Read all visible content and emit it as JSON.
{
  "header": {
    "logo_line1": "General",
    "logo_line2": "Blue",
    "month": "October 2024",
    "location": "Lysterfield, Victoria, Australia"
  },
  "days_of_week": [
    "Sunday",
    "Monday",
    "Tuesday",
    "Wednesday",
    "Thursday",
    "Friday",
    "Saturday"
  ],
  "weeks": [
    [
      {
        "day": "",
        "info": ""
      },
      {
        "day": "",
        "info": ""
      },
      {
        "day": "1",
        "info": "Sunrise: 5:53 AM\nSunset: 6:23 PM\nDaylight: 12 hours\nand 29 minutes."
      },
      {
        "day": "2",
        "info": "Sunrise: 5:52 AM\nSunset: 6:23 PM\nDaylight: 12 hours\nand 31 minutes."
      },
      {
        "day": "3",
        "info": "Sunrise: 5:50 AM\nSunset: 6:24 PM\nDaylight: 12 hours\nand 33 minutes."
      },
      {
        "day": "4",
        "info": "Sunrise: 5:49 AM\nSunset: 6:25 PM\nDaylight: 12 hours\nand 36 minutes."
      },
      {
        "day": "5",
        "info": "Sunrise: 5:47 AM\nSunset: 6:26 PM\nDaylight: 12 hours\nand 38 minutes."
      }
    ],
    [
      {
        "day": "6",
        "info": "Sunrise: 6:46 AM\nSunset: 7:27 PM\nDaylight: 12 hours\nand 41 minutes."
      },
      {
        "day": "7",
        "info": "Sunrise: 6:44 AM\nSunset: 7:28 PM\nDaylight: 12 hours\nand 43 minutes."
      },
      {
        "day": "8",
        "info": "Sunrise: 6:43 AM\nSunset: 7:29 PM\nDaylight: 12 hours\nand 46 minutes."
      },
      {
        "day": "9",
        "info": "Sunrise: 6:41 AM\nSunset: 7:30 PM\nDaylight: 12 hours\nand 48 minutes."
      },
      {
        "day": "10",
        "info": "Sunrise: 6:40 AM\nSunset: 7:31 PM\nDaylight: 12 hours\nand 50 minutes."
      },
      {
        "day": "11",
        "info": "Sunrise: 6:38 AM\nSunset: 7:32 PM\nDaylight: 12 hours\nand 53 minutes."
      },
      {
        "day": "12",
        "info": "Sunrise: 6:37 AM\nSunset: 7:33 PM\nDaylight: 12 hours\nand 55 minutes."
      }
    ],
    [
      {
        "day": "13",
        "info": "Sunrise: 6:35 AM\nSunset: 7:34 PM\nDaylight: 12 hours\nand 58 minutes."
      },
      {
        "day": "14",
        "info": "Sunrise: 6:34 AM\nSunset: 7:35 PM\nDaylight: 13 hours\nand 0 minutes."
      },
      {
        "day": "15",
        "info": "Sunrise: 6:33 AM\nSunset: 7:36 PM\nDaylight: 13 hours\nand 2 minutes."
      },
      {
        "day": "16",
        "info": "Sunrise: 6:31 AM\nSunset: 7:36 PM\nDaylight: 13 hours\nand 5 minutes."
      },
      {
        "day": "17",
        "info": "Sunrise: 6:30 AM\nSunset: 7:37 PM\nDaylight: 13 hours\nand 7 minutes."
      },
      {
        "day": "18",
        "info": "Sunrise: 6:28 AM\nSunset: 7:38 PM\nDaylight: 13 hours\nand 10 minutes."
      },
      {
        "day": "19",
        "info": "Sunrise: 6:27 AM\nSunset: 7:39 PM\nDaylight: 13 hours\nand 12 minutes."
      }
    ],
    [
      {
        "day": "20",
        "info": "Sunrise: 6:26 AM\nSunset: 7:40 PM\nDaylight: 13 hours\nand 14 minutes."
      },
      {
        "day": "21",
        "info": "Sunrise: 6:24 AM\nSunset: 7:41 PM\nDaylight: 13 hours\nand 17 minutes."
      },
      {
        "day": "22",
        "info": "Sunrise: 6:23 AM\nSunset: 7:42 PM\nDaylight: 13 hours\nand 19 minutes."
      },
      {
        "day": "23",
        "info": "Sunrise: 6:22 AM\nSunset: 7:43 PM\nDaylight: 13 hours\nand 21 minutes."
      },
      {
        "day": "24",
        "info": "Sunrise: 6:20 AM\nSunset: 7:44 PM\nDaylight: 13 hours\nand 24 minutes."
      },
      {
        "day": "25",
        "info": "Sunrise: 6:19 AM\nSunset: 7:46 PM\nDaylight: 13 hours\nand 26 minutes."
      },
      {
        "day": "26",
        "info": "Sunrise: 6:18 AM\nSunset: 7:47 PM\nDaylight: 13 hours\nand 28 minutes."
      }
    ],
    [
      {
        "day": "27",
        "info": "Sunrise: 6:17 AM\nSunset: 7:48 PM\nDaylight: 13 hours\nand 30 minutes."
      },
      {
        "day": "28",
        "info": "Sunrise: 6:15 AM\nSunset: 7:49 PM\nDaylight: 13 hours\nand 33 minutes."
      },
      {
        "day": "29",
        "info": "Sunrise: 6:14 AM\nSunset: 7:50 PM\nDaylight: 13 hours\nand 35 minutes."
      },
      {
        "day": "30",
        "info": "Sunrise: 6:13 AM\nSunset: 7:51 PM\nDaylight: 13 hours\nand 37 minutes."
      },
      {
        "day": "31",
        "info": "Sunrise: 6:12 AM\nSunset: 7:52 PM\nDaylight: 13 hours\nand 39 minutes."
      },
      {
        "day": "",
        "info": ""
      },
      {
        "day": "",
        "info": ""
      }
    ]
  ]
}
+++++
Requirement: Transcribe the data. Leave every line exactly as it is.

Expected answer:
Read all visible content and emit it as JSON.
{
  "header": {
    "logo_line1": "General",
    "logo_line2": "Blue",
    "month": "October 2024",
    "location": "Lysterfield, Victoria, Australia"
  },
  "days_of_week": [
    "Sunday",
    "Monday",
    "Tuesday",
    "Wednesday",
    "Thursday",
    "Friday",
    "Saturday"
  ],
  "weeks": [
    [
      {
        "day": "",
        "info": ""
      },
      {
        "day": "",
        "info": ""
      },
      {
        "day": "1",
        "info": "Sunrise: 5:53 AM\nSunset: 6:23 PM\nDaylight: 12 hours\nand 29 minutes."
      },
      {
        "day": "2",
        "info": "Sunrise: 5:52 AM\nSunset: 6:23 PM\nDaylight: 12 hours\nand 31 minutes."
      },
      {
        "day": "3",
        "info": "Sunrise: 5:50 AM\nSunset: 6:24 PM\nDaylight: 12 hours\nand 33 minutes."
      },
      {
        "day": "4",
        "info": "Sunrise: 5:49 AM\nSunset: 6:25 PM\nDaylight: 12 hours\nand 36 minutes."
      },
      {
        "day": "5",
        "info": "Sunrise: 5:47 AM\nSunset: 6:26 PM\nDaylight: 12 hours\nand 38 minutes."
      }
    ],
    [
      {
        "day": "6",
        "info": "Sunrise: 6:46 AM\nSunset: 7:27 PM\nDaylight: 12 hours\nand 41 minutes."
      },
      {
        "day": "7",
        "info": "Sunrise: 6:44 AM\nSunset: 7:28 PM\nDaylight: 12 hours\nand 43 minutes."
      },
      {
        "day": "8",
        "info": "Sunrise: 6:43 AM\nSunset: 7:29 PM\nDaylight: 12 hours\nand 46 minutes."
      },
      {
        "day": "9",
        "info": "Sunrise: 6:41 AM\nSunset: 7:30 PM\nDaylight: 12 hours\nand 48 minutes."
      },
      {
        "day": "10",
        "info": "Sunrise: 6:40 AM\nSunset: 7:31 PM\nDaylight: 12 hours\nand 50 minutes."
      },
      {
        "day": "11",
        "info": "Sunrise: 6:38 AM\nSunset: 7:32 PM\nDaylight: 12 hours\nand 53 minutes."
      },
      {
        "day": "12",
        "info": "Sunrise: 6:37 AM\nSunset: 7:33 PM\nDaylight: 12 hours\nand 55 minutes."
      }
    ],
    [
      {
        "day": "13",
        "info": "Sunrise: 6:35 AM\nSunset: 7:34 PM\nDaylight: 12 hours\nand 58 minutes."
      },
      {
        "day": "14",
        "info": "Sunrise: 6:34 AM\nSunset: 7:35 PM\nDaylight: 13 hours\nand 0 minutes."
      },
      {
        "day": "15",
        "info": "Sunrise: 6:33 AM\nSunset: 7:36 PM\nDaylight: 13 hours\nand 2 minutes."
      },
      {
        "day": "16",
        "info": "Sunrise: 6:31 AM\nSunset: 7:36 PM\nDaylight: 13 hours\nand 5 minutes."
      },
      {
        "day": "17",
        "info": "Sunrise: 6:30 AM\nSunset: 7:37 PM\nDaylight: 13 hours\nand 7 minutes."
      },
      {
        "day": "18",
        "info": "Sunrise: 6:28 AM\nSunset: 7:38 PM\nDaylight: 13 hours\nand 10 minutes."
      },
      {
        "day": "19",
        "info": "Sunrise: 6:27 AM\nSunset: 7:39 PM\nDaylight: 13 hours\nand 12 minutes."
      }
    ],
    [
      {
        "day": "20",
        "info": "Sunrise: 6:26 AM\nSunset: 7:40 PM\nDaylight: 13 hours\nand 14 minutes."
      },
      {
        "day": "21",
        "info": "Sunrise: 6:24 AM\nSunset: 7:41 PM\nDaylight: 13 hours\nand 17 minutes."
      },
      {
        "day": "22",
        "info": "Sunrise: 6:23 AM\nSunset: 7:42 PM\nDaylight: 13 hours\nand 19 minutes."
      },
      {
        "day": "23",
        "info": "Sunrise: 6:22 AM\nSunset: 7:43 PM\nDaylight: 13 hours\nand 21 minutes."
      },
      {
        "day": "24",
        "info": "Sunrise: 6:20 AM\nSunset: 7:44 PM\nDaylight: 13 hours\nand 24 minutes."
      },
      {
        "day": "25",
        "info": "Sunrise: 6:19 AM\nSunset: 7:46 PM\nDaylight: 13 hours\nand 26 minutes."
      },
      {
        "day": "26",
        "info": "Sunrise: 6:18 AM\nSunset: 7:47 PM\nDaylight: 13 hours\nand 28 minutes."
      }
    ],
    [
      {
        "day": "27",
        "info": "Sunrise: 6:17 AM\nSunset: 7:48 PM\nDaylight: 13 hours\nand 30 minutes."
      },
      {
        "day": "28",
        "info": "Sunrise: 6:15 AM\nSunset: 7:49 PM\nDaylight: 13 hours\nand 33 minutes."
      },
      {
        "day": "29",
        "info": "Sunrise: 6:14 AM\nSunset: 7:50 PM\nDaylight: 13 hours\nand 35 minutes."
      },
      {
        "day": "30",
        "info": "Sunrise: 6:13 AM\nSunset: 7:51 PM\nDaylight: 13 hours\nand 37 minutes."
      },
      {
        "day": "31",
        "info": "Sunrise: 6:12 AM\nSunset: 7:52 PM\nDaylight: 13 hours\nand 39 minutes."
      },
      {
        "day": "",
        "info": ""
      },
      {
        "day": "",
        "info": ""
      }
    ]
  ]
}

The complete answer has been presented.